Task brief
Every line from the one containing "What does this" through the end of the listing below must be given again exactly, and nothing else; exclude pictures.

Material shown
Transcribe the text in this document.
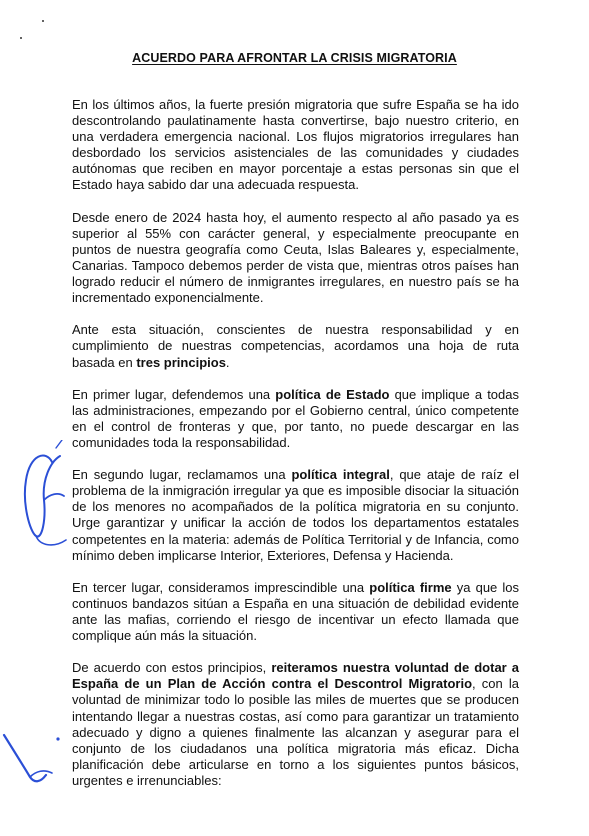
ACUERDO PARA AFRONTAR LA CRISIS MIGRATORIA

En los últimos años, la fuerte presión migratoria que sufre España se ha ido descontrolando paulatinamente hasta convertirse, bajo nuestro criterio, en una verdadera emergencia nacional. Los flujos migratorios irregulares han desbordado los servicios asistenciales de las comunidades y ciudades autónomas que reciben en mayor porcentaje a estas personas sin que el Estado haya sabido dar una adecuada respuesta.

Desde enero de 2024 hasta hoy, el aumento respecto al año pasado ya es superior al 55% con carácter general, y especialmente preocupante en puntos de nuestra geografía como Ceuta, Islas Baleares y, especialmente, Canarias. Tampoco debemos perder de vista que, mientras otros países han logrado reducir el número de inmigrantes irregulares, en nuestro país se ha incrementado exponencialmente.

Ante esta situación, conscientes de nuestra responsabilidad y en cumplimiento de nuestras competencias, acordamos una hoja de ruta basada en tres principios.

En primer lugar, defendemos una política de Estado que implique a todas las administraciones, empezando por el Gobierno central, único competente en el control de fronteras y que, por tanto, no puede descargar en las comunidades toda la responsabilidad.

En segundo lugar, reclamamos una política integral, que ataje de raíz el problema de la inmigración irregular ya que es imposible disociar la situación de los menores no acompañados de la política migratoria en su conjunto. Urge garantizar y unificar la acción de todos los departamentos estatales competentes en la materia: además de Política Territorial y de Infancia, como mínimo deben implicarse Interior, Exteriores, Defensa y Hacienda.

En tercer lugar, consideramos imprescindible una política firme ya que los continuos bandazos sitúan a España en una situación de debilidad evidente ante las mafias, corriendo el riesgo de incentivar un efecto llamada que complique aún más la situación.

De acuerdo con estos principios, reiteramos nuestra voluntad de dotar a España de un Plan de Acción contra el Descontrol Migratorio, con la voluntad de minimizar todo lo posible las miles de muertes que se producen intentando llegar a nuestras costas, así como para garantizar un tratamiento adecuado y digno a quienes finalmente las alcanzan y asegurar para el conjunto de los ciudadanos una política migratoria más eficaz. Dicha planificación debe articularse en torno a los siguientes puntos básicos, urgentes e irrenunciables:
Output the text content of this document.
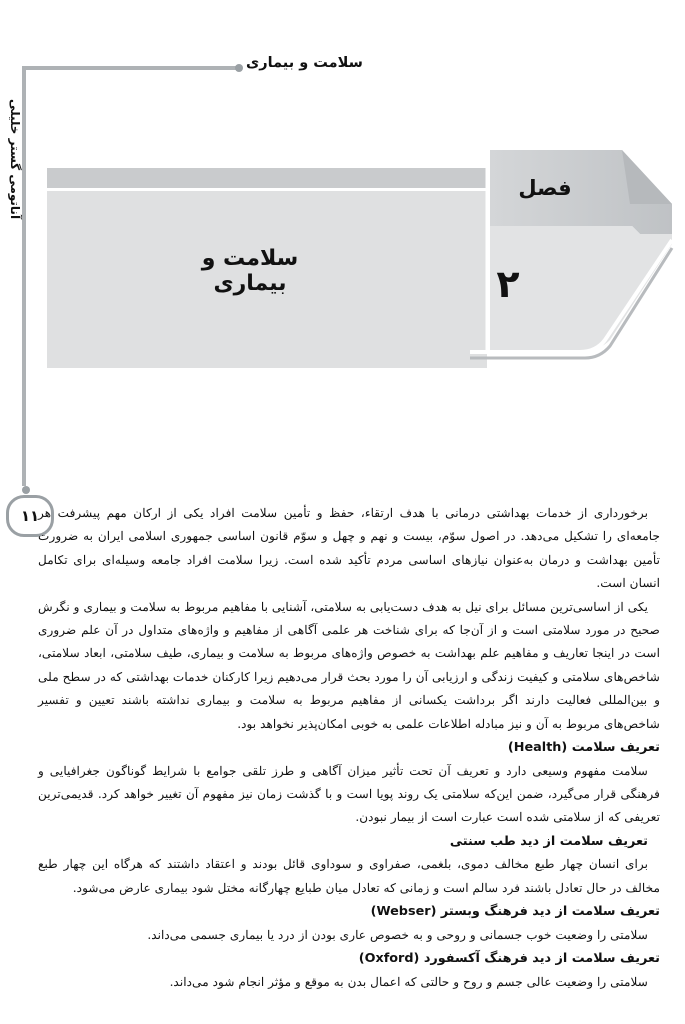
سلامت و بیماری
آناتومی گستر خلیلی	فصل
۲
سلامت و بیماری
۱۱

برخورداری از خدمات بهداشتی درمانی با هدف ارتقاء، حفظ و تأمین سلامت افراد یکی از ارکان مهم پیشرفت هر جامعه‌ای را تشکیل می‌دهد. در اصول سوّم، بیست و نهم و چهل و سوّم قانون اساسی جمهوری اسلامی ایران به ضرورت تأمین بهداشت و درمان به‌عنوان نیازهای اساسی مردم تأکید شده است. زیرا سلامت افراد جامعه وسیله‌ای برای تکامل انسان است.

یکی از اساسی‌ترین مسائل برای نیل به هدف دست‌یابی به سلامتی، آشنایی با مفاهیم مربوط به سلامت و بیماری و نگرش صحیح در مورد سلامتی است و از آن‌جا که برای شناخت هر علمی آگاهی از مفاهیم و واژه‌های متداول در آن علم ضروری است در اینجا تعاریف و مفاهیم علم بهداشت به خصوص واژه‌های مربوط به سلامت و بیماری، طیف سلامتی، ابعاد سلامتی، شاخص‌های سلامتی و کیفیت زندگی و ارزیابی آن را مورد بحث قرار می‌دهیم زیرا کارکنان خدمات بهداشتی که در سطح ملی و بین‌المللی فعالیت دارند اگر برداشت یکسانی از مفاهیم مربوط به سلامت و بیماری نداشته باشند تعیین و تفسیر شاخص‌های مربوط به آن و نیز مبادله اطلاعات علمی به خوبی امکان‌پذیر نخواهد بود.

تعریف سلامت (Health)

سلامت مفهوم وسیعی دارد و تعریف آن تحت تأثیر میزان آگاهی و طرز تلقی جوامع با شرایط گوناگون جغرافیایی و فرهنگی قرار می‌گیرد، ضمن این‌که سلامتی یک روند پویا است و با گذشت زمان نیز مفهوم آن تغییر خواهد کرد. قدیمی‌ترین تعریفی که از سلامتی شده است عبارت است از بیمار نبودن.

تعریف سلامت از دید طب سنتی

برای انسان چهار طبع مخالف دموی، بلغمی، صفراوی و سوداوی قائل بودند و اعتقاد داشتند که هرگاه این چهار طبع مخالف در حال تعادل باشند فرد سالم است و زمانی که تعادل میان طبایع چهارگانه مختل شود بیماری عارض می‌شود.

تعریف سلامت از دید فرهنگ وبستر (Webser)

سلامتی را وضعیت خوب جسمانی و روحی و به خصوص عاری بودن از درد یا بیماری جسمی می‌داند.

تعریف سلامت از دید فرهنگ آکسفورد (Oxford)

سلامتی را وضعیت عالی جسم و روح و حالتی که اعمال بدن به موقع و مؤثر انجام شود می‌داند.
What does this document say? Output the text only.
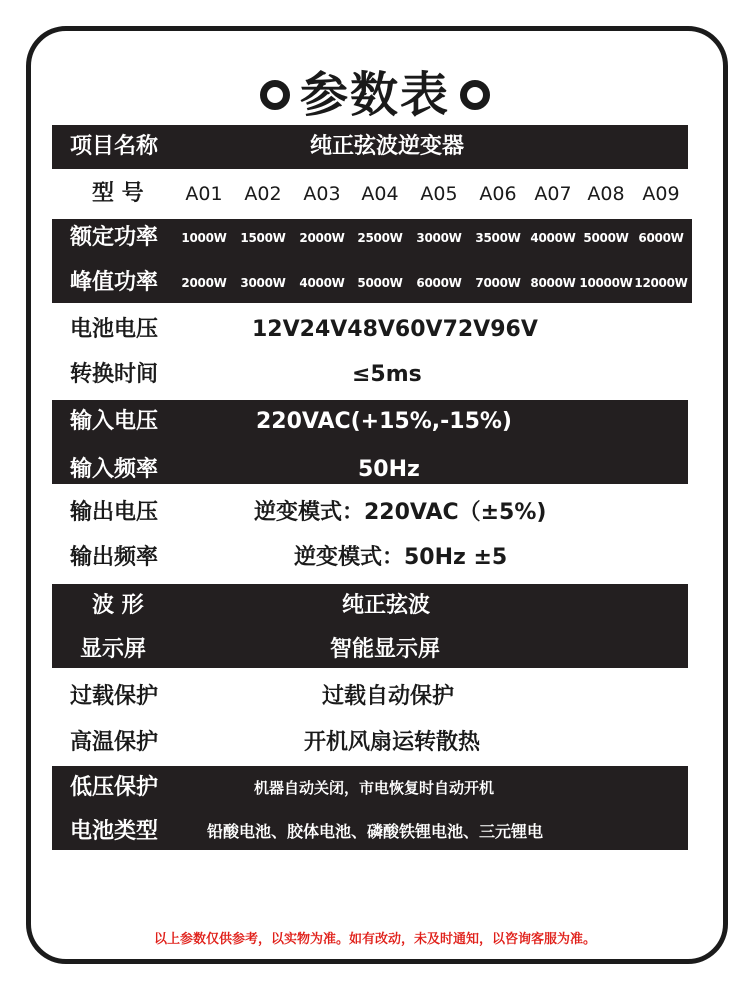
参数表
项目名称	纯正弦波逆变器
型 号 A01 A02 A03 A04 A05 A06 A07 A08 A09
额定功率 1000W 1500W 2000W 2500W 3000W 3500W 4000W 5000W 6000W
峰值功率 2000W 3000W 4000W 5000W 6000W 7000W 8000W 10000W 12000W
电池电压	12V24V48V60V72V96V
转换时间	≤5ms
输入电压	220VAC(+15%,-15%)
输入频率	50Hz
输出电压	逆变模式：220VAC（±5%)
输出频率	逆变模式：50Hz ±5
波 形	纯正弦波
显示屏	智能显示屏
过载保护	过载自动保护
高温保护	开机风扇运转散热
低压保护	机器自动关闭，市电恢复时自动开机
电池类型	铅酸电池、胶体电池、磷酸铁锂电池、三元锂电
以上参数仅供参考，以实物为准。如有改动，未及时通知，以咨询客服为准。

Solution to this exercise
What does this document say? Output the text only.
参数表
项目名称	纯正弦波逆变器
型 号 A01 A02 A03 A04 A05 A06 A07 A08 A09
额定功率 1000W 1500W 2000W 2500W 3000W 3500W 4000W 5000W 6000W
峰值功率 2000W 3000W 4000W 5000W 6000W 7000W 8000W 10000W 12000W
电池电压	12V24V48V60V72V96V
转换时间	≤5ms
输入电压	220VAC(+15%,-15%)
输入频率	50Hz
输出电压	逆变模式：220VAC（±5%)
输出频率	逆变模式：50Hz ±5
波 形	纯正弦波
显示屏	智能显示屏
过载保护	过载自动保护
高温保护	开机风扇运转散热
低压保护	机器自动关闭，市电恢复时自动开机
电池类型	铅酸电池、胶体电池、磷酸铁锂电池、三元锂电
以上参数仅供参考，以实物为准。如有改动，未及时通知，以咨询客服为准。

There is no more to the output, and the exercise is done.